Required action → Give the data again in full, without pictures.

Listed entries →
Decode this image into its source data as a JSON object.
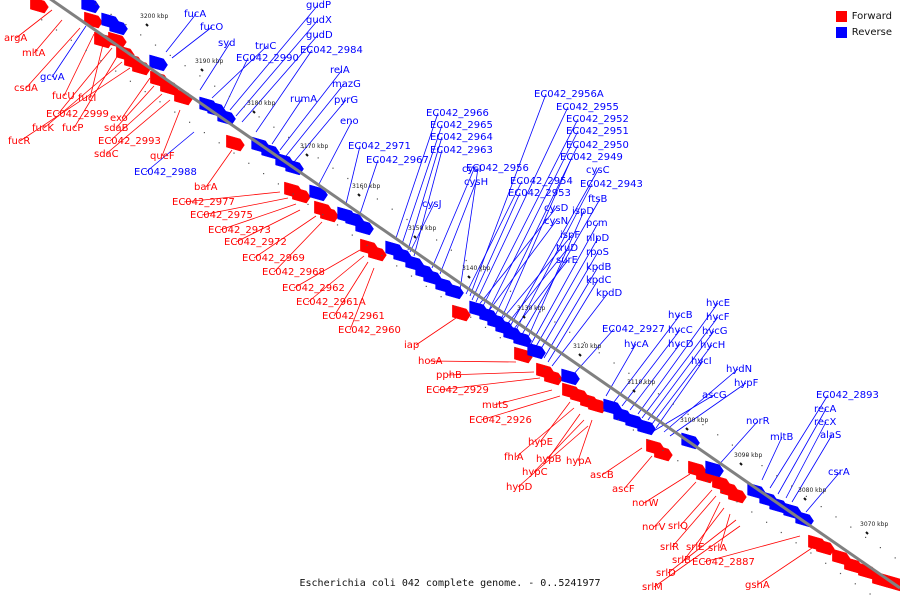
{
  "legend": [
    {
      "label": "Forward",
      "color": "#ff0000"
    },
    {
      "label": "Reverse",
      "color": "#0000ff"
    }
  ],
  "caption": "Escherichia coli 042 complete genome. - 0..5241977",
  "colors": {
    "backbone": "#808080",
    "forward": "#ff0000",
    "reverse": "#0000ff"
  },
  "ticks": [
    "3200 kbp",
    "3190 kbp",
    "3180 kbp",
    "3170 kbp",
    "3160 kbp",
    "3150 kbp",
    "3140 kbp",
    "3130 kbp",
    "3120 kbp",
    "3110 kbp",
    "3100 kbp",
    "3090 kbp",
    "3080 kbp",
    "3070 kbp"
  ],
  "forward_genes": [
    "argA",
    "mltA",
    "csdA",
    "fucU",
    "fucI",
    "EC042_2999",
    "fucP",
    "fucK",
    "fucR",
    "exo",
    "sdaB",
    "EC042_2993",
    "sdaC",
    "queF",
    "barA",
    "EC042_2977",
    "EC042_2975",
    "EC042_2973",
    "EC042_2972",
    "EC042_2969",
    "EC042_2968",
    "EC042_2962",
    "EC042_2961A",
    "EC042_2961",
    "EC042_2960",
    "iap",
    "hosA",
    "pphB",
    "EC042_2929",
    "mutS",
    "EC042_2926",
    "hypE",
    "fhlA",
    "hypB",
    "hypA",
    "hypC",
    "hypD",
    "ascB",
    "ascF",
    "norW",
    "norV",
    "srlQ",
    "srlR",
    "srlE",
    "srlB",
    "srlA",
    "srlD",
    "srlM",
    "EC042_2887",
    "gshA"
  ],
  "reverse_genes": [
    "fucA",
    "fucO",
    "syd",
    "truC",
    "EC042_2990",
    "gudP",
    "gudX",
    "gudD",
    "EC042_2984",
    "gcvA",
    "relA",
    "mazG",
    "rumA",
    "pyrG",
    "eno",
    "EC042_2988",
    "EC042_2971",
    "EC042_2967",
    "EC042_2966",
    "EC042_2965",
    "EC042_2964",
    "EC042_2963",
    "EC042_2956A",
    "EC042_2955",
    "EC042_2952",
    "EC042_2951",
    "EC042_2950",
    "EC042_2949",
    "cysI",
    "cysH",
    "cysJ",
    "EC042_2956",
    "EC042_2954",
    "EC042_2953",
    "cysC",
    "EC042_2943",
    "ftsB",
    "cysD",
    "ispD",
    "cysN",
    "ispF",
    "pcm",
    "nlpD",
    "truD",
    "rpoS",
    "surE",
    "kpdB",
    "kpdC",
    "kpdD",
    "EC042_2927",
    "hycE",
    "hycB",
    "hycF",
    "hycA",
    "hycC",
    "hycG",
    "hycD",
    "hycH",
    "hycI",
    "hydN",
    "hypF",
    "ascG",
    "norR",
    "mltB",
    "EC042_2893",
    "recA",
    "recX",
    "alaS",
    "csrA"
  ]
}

Output below →
Decode this image into its source data as a JSON object.
{
  "legend": [
    {
      "label": "Forward",
      "color": "#ff0000"
    },
    {
      "label": "Reverse",
      "color": "#0000ff"
    }
  ],
  "caption": "Escherichia coli 042 complete genome. - 0..5241977",
  "colors": {
    "backbone": "#808080",
    "forward": "#ff0000",
    "reverse": "#0000ff"
  },
  "ticks": [
    "3200 kbp",
    "3190 kbp",
    "3180 kbp",
    "3170 kbp",
    "3160 kbp",
    "3150 kbp",
    "3140 kbp",
    "3130 kbp",
    "3120 kbp",
    "3110 kbp",
    "3100 kbp",
    "3090 kbp",
    "3080 kbp",
    "3070 kbp"
  ],
  "forward_genes": [
    "argA",
    "mltA",
    "csdA",
    "fucU",
    "fucI",
    "EC042_2999",
    "fucP",
    "fucK",
    "fucR",
    "exo",
    "sdaB",
    "EC042_2993",
    "sdaC",
    "queF",
    "barA",
    "EC042_2977",
    "EC042_2975",
    "EC042_2973",
    "EC042_2972",
    "EC042_2969",
    "EC042_2968",
    "EC042_2962",
    "EC042_2961A",
    "EC042_2961",
    "EC042_2960",
    "iap",
    "hosA",
    "pphB",
    "EC042_2929",
    "mutS",
    "EC042_2926",
    "hypE",
    "fhlA",
    "hypB",
    "hypA",
    "hypC",
    "hypD",
    "ascB",
    "ascF",
    "norW",
    "norV",
    "srlQ",
    "srlR",
    "srlE",
    "srlB",
    "srlA",
    "srlD",
    "srlM",
    "EC042_2887",
    "gshA"
  ],
  "reverse_genes": [
    "fucA",
    "fucO",
    "syd",
    "truC",
    "EC042_2990",
    "gudP",
    "gudX",
    "gudD",
    "EC042_2984",
    "gcvA",
    "relA",
    "mazG",
    "rumA",
    "pyrG",
    "eno",
    "EC042_2988",
    "EC042_2971",
    "EC042_2967",
    "EC042_2966",
    "EC042_2965",
    "EC042_2964",
    "EC042_2963",
    "EC042_2956A",
    "EC042_2955",
    "EC042_2952",
    "EC042_2951",
    "EC042_2950",
    "EC042_2949",
    "cysI",
    "cysH",
    "cysJ",
    "EC042_2956",
    "EC042_2954",
    "EC042_2953",
    "cysC",
    "EC042_2943",
    "ftsB",
    "cysD",
    "ispD",
    "cysN",
    "ispF",
    "pcm",
    "nlpD",
    "truD",
    "rpoS",
    "surE",
    "kpdB",
    "kpdC",
    "kpdD",
    "EC042_2927",
    "hycE",
    "hycB",
    "hycF",
    "hycA",
    "hycC",
    "hycG",
    "hycD",
    "hycH",
    "hycI",
    "hydN",
    "hypF",
    "ascG",
    "norR",
    "mltB",
    "EC042_2893",
    "recA",
    "recX",
    "alaS",
    "csrA"
  ]
}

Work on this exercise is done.